-- START RECORDS FOR THIS EXERCISE --

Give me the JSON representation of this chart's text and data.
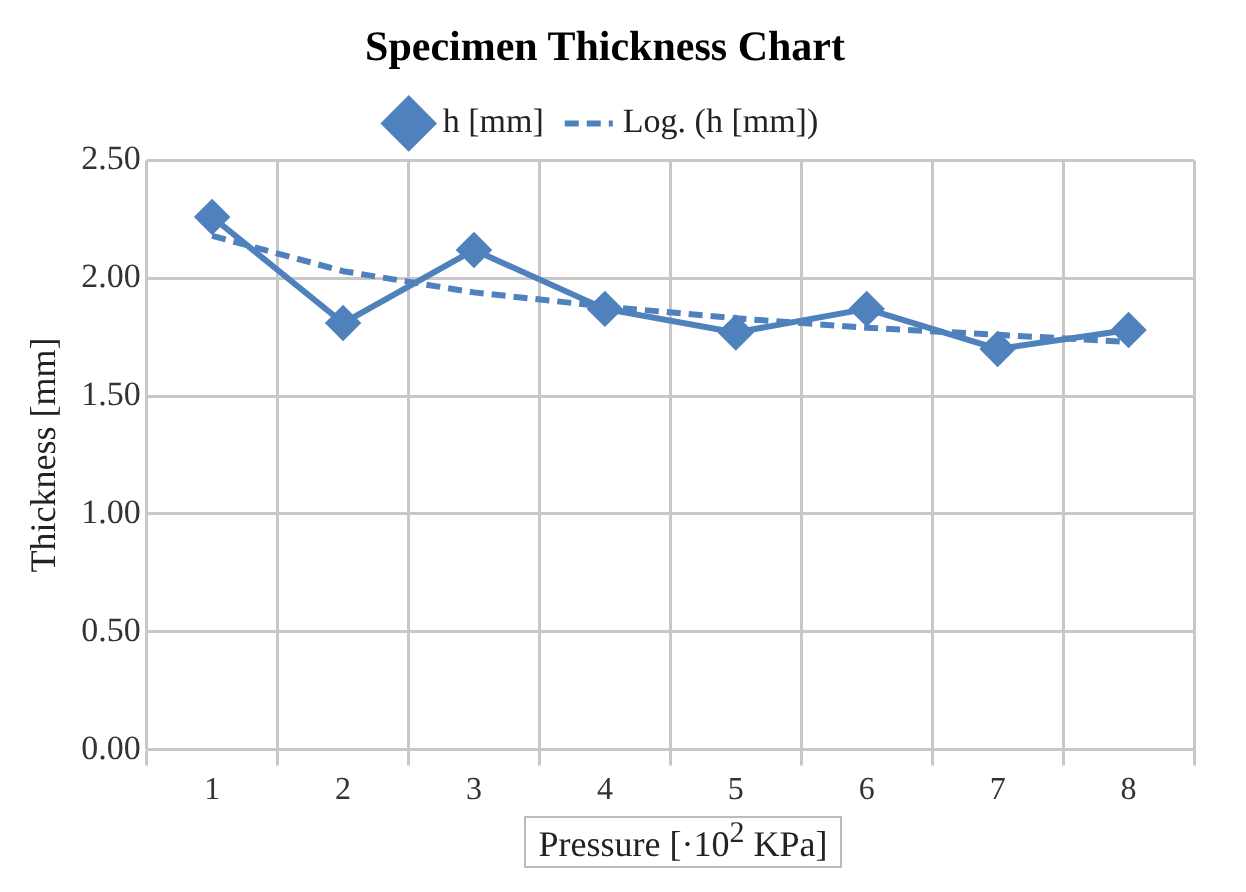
{
  "chart_data": {
    "type": "line",
    "title": "Specimen Thickness Chart",
    "xlabel": "Pressure [·10$^{2}$ KPa]",
    "ylabel": "Thickness [mm]",
    "categories": [
      "1",
      "2",
      "3",
      "4",
      "5",
      "6",
      "7",
      "8"
    ],
    "series": [
      {
        "name": "h [mm]",
        "color": "#4f81bd",
        "values": [
          2.26,
          1.81,
          2.12,
          1.87,
          1.77,
          1.87,
          1.7,
          1.78
        ],
        "marker": "diamond",
        "line_style": "solid"
      },
      {
        "name": "Log. (h [mm])",
        "color": "#4f81bd",
        "values": [
          2.18,
          2.03,
          1.94,
          1.88,
          1.83,
          1.79,
          1.76,
          1.73
        ],
        "marker": "none",
        "line_style": "dashed"
      }
    ],
    "ylim": [
      0,
      2.5
    ],
    "yticks": [
      {
        "value": 0,
        "label": "0.00"
      },
      {
        "value": 0.5,
        "label": "0.50"
      },
      {
        "value": 1,
        "label": "1.00"
      },
      {
        "value": 1.5,
        "label": "1.50"
      },
      {
        "value": 2,
        "label": "2.00"
      },
      {
        "value": 2.5,
        "label": "2.50"
      }
    ],
    "grid": true,
    "legend": "top"
  }
}
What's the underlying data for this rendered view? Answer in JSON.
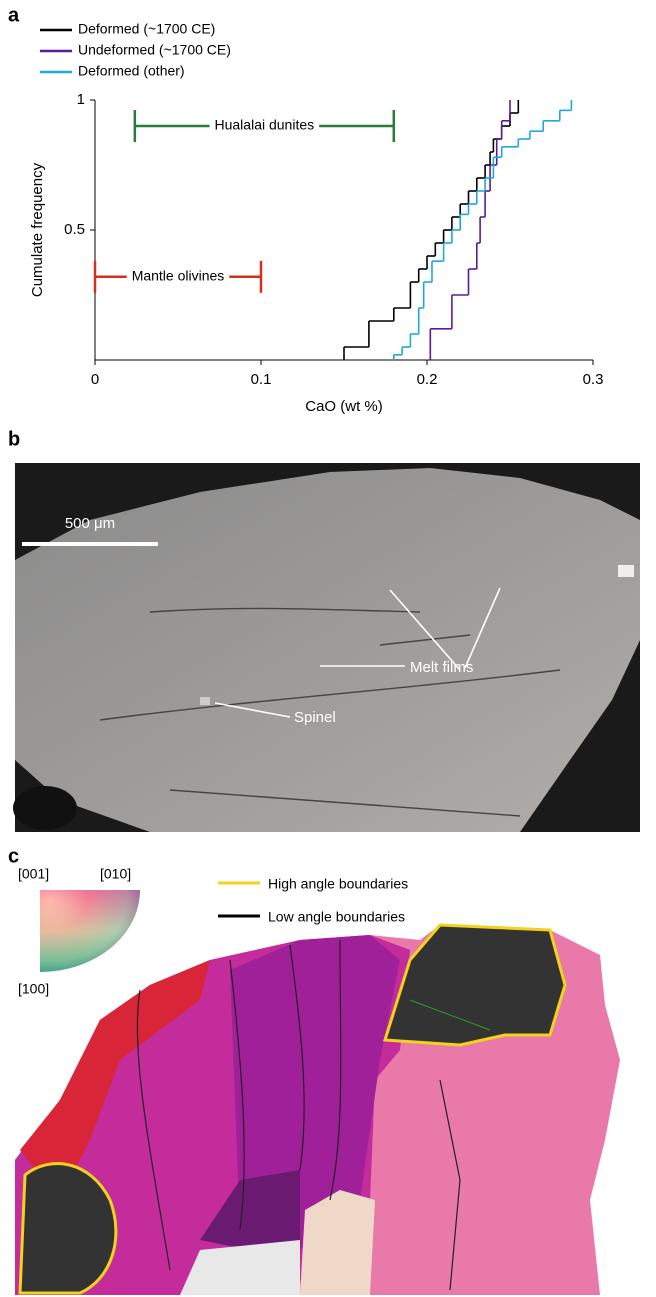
{
  "panel_labels": [
    "a",
    "b",
    "c"
  ],
  "chart_data": {
    "type": "step",
    "x_label": "CaO (wt %)",
    "y_label": "Cumulate frequency",
    "xlim": [
      0,
      0.3
    ],
    "xticks": [
      0,
      0.1,
      0.2,
      0.3
    ],
    "ylim": [
      0,
      1
    ],
    "yticks": [
      0.5,
      1
    ],
    "series": [
      {
        "name": "Deformed (~1700 CE)",
        "color": "#000000",
        "x": [
          0.15,
          0.165,
          0.18,
          0.19,
          0.195,
          0.2,
          0.205,
          0.21,
          0.215,
          0.22,
          0.225,
          0.23,
          0.235,
          0.238,
          0.24,
          0.245,
          0.25,
          0.255
        ],
        "values": [
          0.05,
          0.15,
          0.2,
          0.3,
          0.35,
          0.4,
          0.45,
          0.5,
          0.55,
          0.6,
          0.65,
          0.7,
          0.75,
          0.8,
          0.85,
          0.9,
          0.95,
          1
        ]
      },
      {
        "name": "Undeformed (~1700 CE)",
        "color": "#5b1a9e",
        "x": [
          0.202,
          0.215,
          0.225,
          0.23,
          0.232,
          0.235,
          0.238,
          0.242,
          0.245,
          0.25
        ],
        "values": [
          0.12,
          0.25,
          0.35,
          0.45,
          0.55,
          0.65,
          0.75,
          0.85,
          0.92,
          1
        ]
      },
      {
        "name": "Deformed (other)",
        "color": "#1ea8dc",
        "x": [
          0.18,
          0.185,
          0.19,
          0.195,
          0.198,
          0.203,
          0.21,
          0.215,
          0.22,
          0.225,
          0.23,
          0.235,
          0.24,
          0.245,
          0.255,
          0.262,
          0.27,
          0.28,
          0.287
        ],
        "values": [
          0.02,
          0.05,
          0.1,
          0.2,
          0.3,
          0.38,
          0.45,
          0.5,
          0.56,
          0.6,
          0.65,
          0.7,
          0.78,
          0.82,
          0.85,
          0.88,
          0.92,
          0.96,
          1
        ]
      }
    ],
    "ranges": [
      {
        "label": "Hualalai dunites",
        "color": "#2a7a3a",
        "x": [
          0.024,
          0.18
        ],
        "y": 0.9
      },
      {
        "label": "Mantle olivines",
        "color": "#d0321e",
        "x": [
          0,
          0.1
        ],
        "y": 0.32
      }
    ]
  },
  "micrograph": {
    "scale_bar": "500 μm",
    "labels": [
      "Melt films",
      "Spinel"
    ]
  },
  "ebsd_map": {
    "key_labels": [
      "[001]",
      "[010]",
      "[100]"
    ],
    "legend": [
      "High angle boundaries",
      "Low angle boundaries"
    ]
  }
}
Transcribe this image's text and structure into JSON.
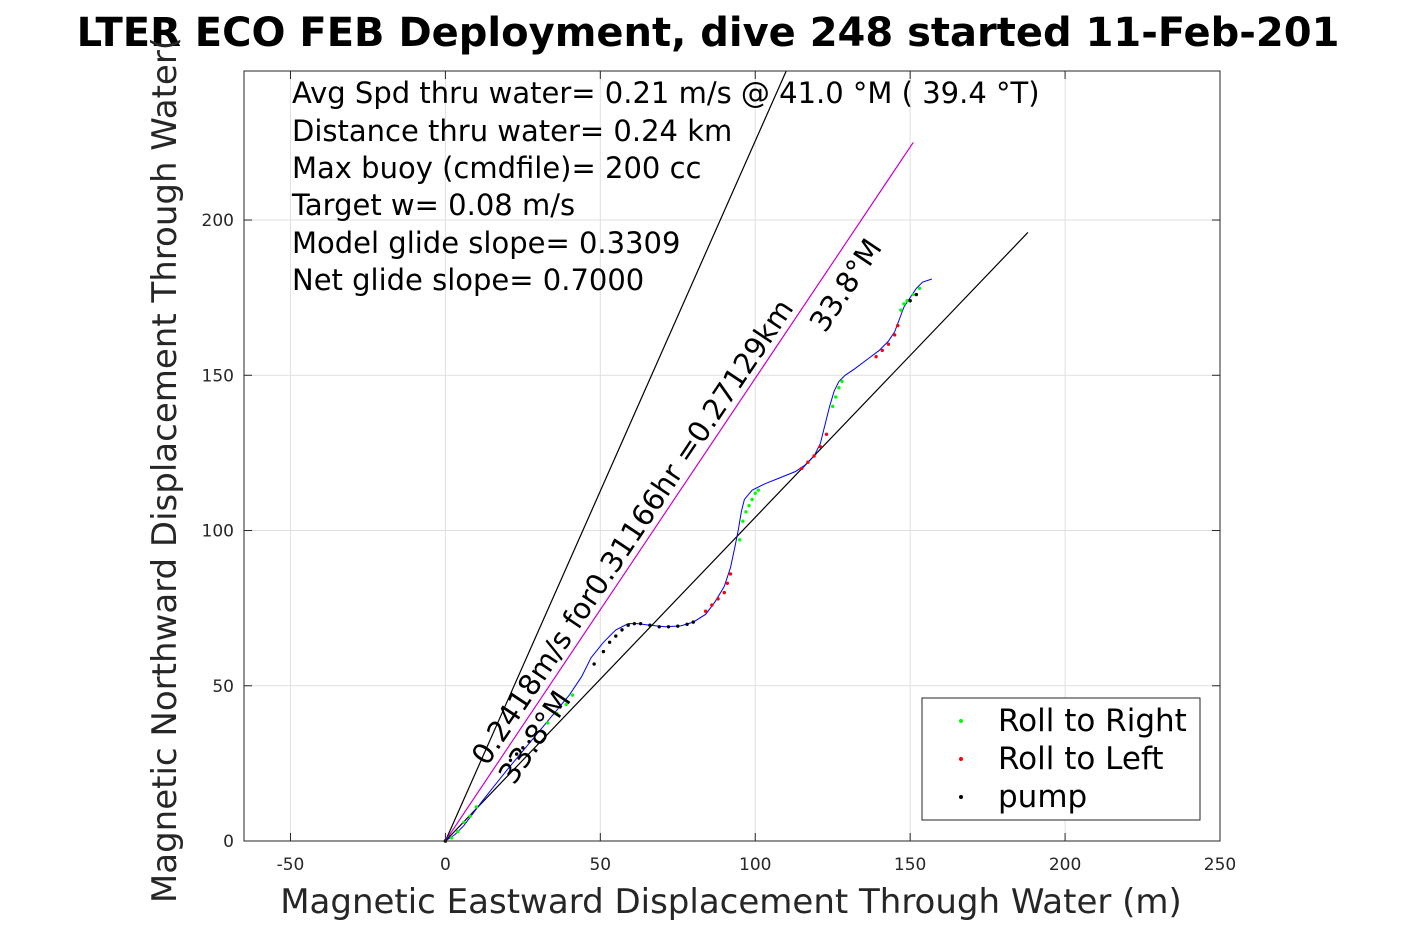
{
  "chart_data": {
    "type": "scatter",
    "title": "LTER ECO FEB Deployment, dive 248 started 11-Feb-201",
    "xlabel": "Magnetic Eastward Displacement Through Water (m)",
    "ylabel": "Magnetic Northward Displacement Through Water(",
    "xlim": [
      -65,
      250
    ],
    "ylim": [
      0,
      248
    ],
    "xticks": [
      -50,
      0,
      50,
      100,
      150,
      200,
      250
    ],
    "yticks": [
      0,
      50,
      100,
      150,
      200
    ],
    "xtick_labels": [
      "-50",
      "0",
      "50",
      "100",
      "150",
      "200",
      "250"
    ],
    "ytick_labels": [
      "0",
      "50",
      "100",
      "150",
      "200"
    ],
    "grid": true,
    "info_lines": [
      "Avg Spd thru water=  0.21 m/s @  41.0 °M ( 39.4 °T)",
      "Distance thru water=  0.24 km",
      "Max buoy (cmdfile)= 200 cc",
      "Target w= 0.08 m/s",
      "Model glide slope= 0.3309",
      "Net glide slope= 0.7000"
    ],
    "annotations": {
      "main_line_label": "0.2418m/s for0.31166hr =0.27129km",
      "heading_label_top": "33.8°M",
      "heading_label_bottom": "33.8°M"
    },
    "reference_lines": [
      {
        "name": "steep",
        "color": "#000000",
        "x": [
          0,
          110
        ],
        "y": [
          0,
          248
        ]
      },
      {
        "name": "course",
        "color": "#cc00cc",
        "x": [
          0,
          151
        ],
        "y": [
          0,
          225
        ]
      },
      {
        "name": "shallow",
        "color": "#000000",
        "x": [
          0,
          188
        ],
        "y": [
          0,
          196
        ]
      }
    ],
    "track": {
      "color": "#0000ff",
      "x": [
        0,
        3,
        6,
        9,
        12,
        16,
        20,
        25,
        30,
        35,
        40,
        44,
        47,
        51,
        55,
        59,
        62,
        66,
        71,
        76,
        80,
        84,
        87,
        90,
        92,
        93.5,
        94.5,
        95,
        95.5,
        96.5,
        99,
        103,
        108,
        113,
        116,
        119,
        121,
        122.5,
        124,
        125.5,
        127,
        129,
        132,
        136,
        140,
        143,
        145,
        146.5,
        148,
        150,
        152,
        154,
        157
      ],
      "y": [
        0,
        2,
        5,
        9,
        13,
        18,
        23,
        29,
        35,
        41,
        47,
        53,
        59,
        64,
        68,
        70,
        70,
        69.5,
        69,
        69.3,
        70.5,
        73,
        77,
        82,
        88,
        95,
        100,
        103,
        106,
        110,
        113,
        115,
        117,
        119,
        121,
        124,
        128,
        134,
        140,
        145,
        148,
        150,
        152,
        155,
        158,
        161,
        164,
        168,
        172,
        175,
        178,
        180,
        181
      ]
    },
    "series": [
      {
        "name": "Roll to Right",
        "color": "#00ff00",
        "x": [
          2,
          4,
          6,
          8,
          10,
          33,
          36,
          39,
          41,
          95,
          96,
          97,
          98,
          99,
          100,
          101,
          125,
          126,
          127,
          128,
          147,
          148,
          149,
          151,
          153
        ],
        "y": [
          1,
          3,
          6,
          8,
          11,
          38,
          41,
          44,
          47,
          97,
          103,
          106,
          108,
          110,
          112,
          113,
          140,
          143,
          146,
          148,
          171,
          173,
          174,
          176,
          178
        ]
      },
      {
        "name": "Roll to Left",
        "color": "#ff0000",
        "x": [
          0,
          84,
          86,
          88,
          90,
          91,
          92,
          115,
          117,
          119,
          121,
          123,
          139,
          141,
          143,
          145,
          146
        ],
        "y": [
          0,
          74,
          76,
          78,
          80,
          83,
          86,
          120,
          122,
          124,
          127,
          131,
          156,
          158,
          160,
          163,
          166
        ]
      },
      {
        "name": "pump",
        "color": "#000000",
        "x": [
          0,
          21,
          23,
          25,
          27,
          48,
          51,
          53,
          55,
          57,
          59,
          61,
          63,
          66,
          69,
          72,
          75,
          78,
          80,
          150,
          152
        ],
        "y": [
          0,
          26,
          28,
          30,
          32,
          57,
          61,
          64,
          66,
          68,
          69.5,
          70,
          70,
          69.5,
          69,
          69,
          69.2,
          69.8,
          70.5,
          174,
          176
        ]
      }
    ]
  }
}
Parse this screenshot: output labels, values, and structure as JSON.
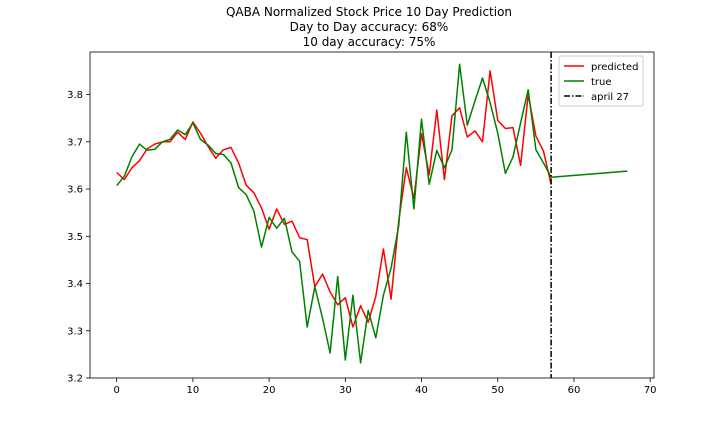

-- END RECORDS FOR THIS EXERCISE --

TASK TO COMPLETE:
Copy the lines from the entries above in which the word "name" appears.

SOLUTION TO THE EXERCISE:
        "name": "h [mm]",
        "name": "Log. (h [mm])",
        "name": "Deformed (~1700 CE)",
        "name": "Undeformed (~1700 CE)",
        "name": "Deformed (other)",
        "name": "steep",
        "name": "course",
        "name": "shallow",
        "name": "Roll to Right",
        "name": "Roll to Left",
        "name": "pump",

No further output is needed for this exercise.